[Dataset records]
******

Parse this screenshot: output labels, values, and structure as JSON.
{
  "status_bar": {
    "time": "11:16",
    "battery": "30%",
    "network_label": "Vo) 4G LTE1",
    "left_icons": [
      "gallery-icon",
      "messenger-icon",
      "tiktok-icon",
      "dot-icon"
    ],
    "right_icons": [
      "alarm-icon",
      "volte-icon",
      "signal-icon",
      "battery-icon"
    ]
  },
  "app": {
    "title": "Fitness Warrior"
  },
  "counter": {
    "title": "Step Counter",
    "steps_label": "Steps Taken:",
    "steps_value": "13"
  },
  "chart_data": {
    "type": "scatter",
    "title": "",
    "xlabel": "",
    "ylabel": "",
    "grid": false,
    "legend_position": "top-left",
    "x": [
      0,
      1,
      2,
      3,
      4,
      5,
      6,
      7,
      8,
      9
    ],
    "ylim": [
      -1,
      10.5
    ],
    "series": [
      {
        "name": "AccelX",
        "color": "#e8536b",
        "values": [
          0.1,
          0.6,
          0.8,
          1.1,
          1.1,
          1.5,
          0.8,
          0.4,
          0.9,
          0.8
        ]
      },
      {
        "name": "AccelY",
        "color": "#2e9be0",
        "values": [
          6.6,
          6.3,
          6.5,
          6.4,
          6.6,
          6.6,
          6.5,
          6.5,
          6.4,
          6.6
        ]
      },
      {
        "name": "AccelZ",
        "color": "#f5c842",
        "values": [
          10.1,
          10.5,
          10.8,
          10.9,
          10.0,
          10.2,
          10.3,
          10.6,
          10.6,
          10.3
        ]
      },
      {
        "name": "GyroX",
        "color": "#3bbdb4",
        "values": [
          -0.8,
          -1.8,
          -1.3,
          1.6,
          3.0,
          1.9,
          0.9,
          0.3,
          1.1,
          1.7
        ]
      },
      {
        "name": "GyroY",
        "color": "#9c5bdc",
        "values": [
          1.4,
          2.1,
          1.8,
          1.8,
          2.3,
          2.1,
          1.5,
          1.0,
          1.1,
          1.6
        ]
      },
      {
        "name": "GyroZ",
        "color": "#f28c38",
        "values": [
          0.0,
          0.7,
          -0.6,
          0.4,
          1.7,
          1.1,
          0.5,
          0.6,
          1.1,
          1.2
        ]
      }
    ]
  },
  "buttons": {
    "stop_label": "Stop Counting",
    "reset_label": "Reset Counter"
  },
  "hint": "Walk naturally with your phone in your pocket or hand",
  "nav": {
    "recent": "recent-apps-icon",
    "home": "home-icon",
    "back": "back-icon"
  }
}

******

■ Directive ■
Transcribe the records above exactly as they appear.

■ Problem solution ■
Parse this screenshot: output labels, values, and structure as JSON.
{
  "status_bar": {
    "time": "11:16",
    "battery": "30%",
    "network_label": "Vo) 4G LTE1",
    "left_icons": [
      "gallery-icon",
      "messenger-icon",
      "tiktok-icon",
      "dot-icon"
    ],
    "right_icons": [
      "alarm-icon",
      "volte-icon",
      "signal-icon",
      "battery-icon"
    ]
  },
  "app": {
    "title": "Fitness Warrior"
  },
  "counter": {
    "title": "Step Counter",
    "steps_label": "Steps Taken:",
    "steps_value": "13"
  },
  "chart_data": {
    "type": "scatter",
    "title": "",
    "xlabel": "",
    "ylabel": "",
    "grid": false,
    "legend_position": "top-left",
    "x": [
      0,
      1,
      2,
      3,
      4,
      5,
      6,
      7,
      8,
      9
    ],
    "ylim": [
      -1,
      10.5
    ],
    "series": [
      {
        "name": "AccelX",
        "color": "#e8536b",
        "values": [
          0.1,
          0.6,
          0.8,
          1.1,
          1.1,
          1.5,
          0.8,
          0.4,
          0.9,
          0.8
        ]
      },
      {
        "name": "AccelY",
        "color": "#2e9be0",
        "values": [
          6.6,
          6.3,
          6.5,
          6.4,
          6.6,
          6.6,
          6.5,
          6.5,
          6.4,
          6.6
        ]
      },
      {
        "name": "AccelZ",
        "color": "#f5c842",
        "values": [
          10.1,
          10.5,
          10.8,
          10.9,
          10.0,
          10.2,
          10.3,
          10.6,
          10.6,
          10.3
        ]
      },
      {
        "name": "GyroX",
        "color": "#3bbdb4",
        "values": [
          -0.8,
          -1.8,
          -1.3,
          1.6,
          3.0,
          1.9,
          0.9,
          0.3,
          1.1,
          1.7
        ]
      },
      {
        "name": "GyroY",
        "color": "#9c5bdc",
        "values": [
          1.4,
          2.1,
          1.8,
          1.8,
          2.3,
          2.1,
          1.5,
          1.0,
          1.1,
          1.6
        ]
      },
      {
        "name": "GyroZ",
        "color": "#f28c38",
        "values": [
          0.0,
          0.7,
          -0.6,
          0.4,
          1.7,
          1.1,
          0.5,
          0.6,
          1.1,
          1.2
        ]
      }
    ]
  },
  "buttons": {
    "stop_label": "Stop Counting",
    "reset_label": "Reset Counter"
  },
  "hint": "Walk naturally with your phone in your pocket or hand",
  "nav": {
    "recent": "recent-apps-icon",
    "home": "home-icon",
    "back": "back-icon"
  }
}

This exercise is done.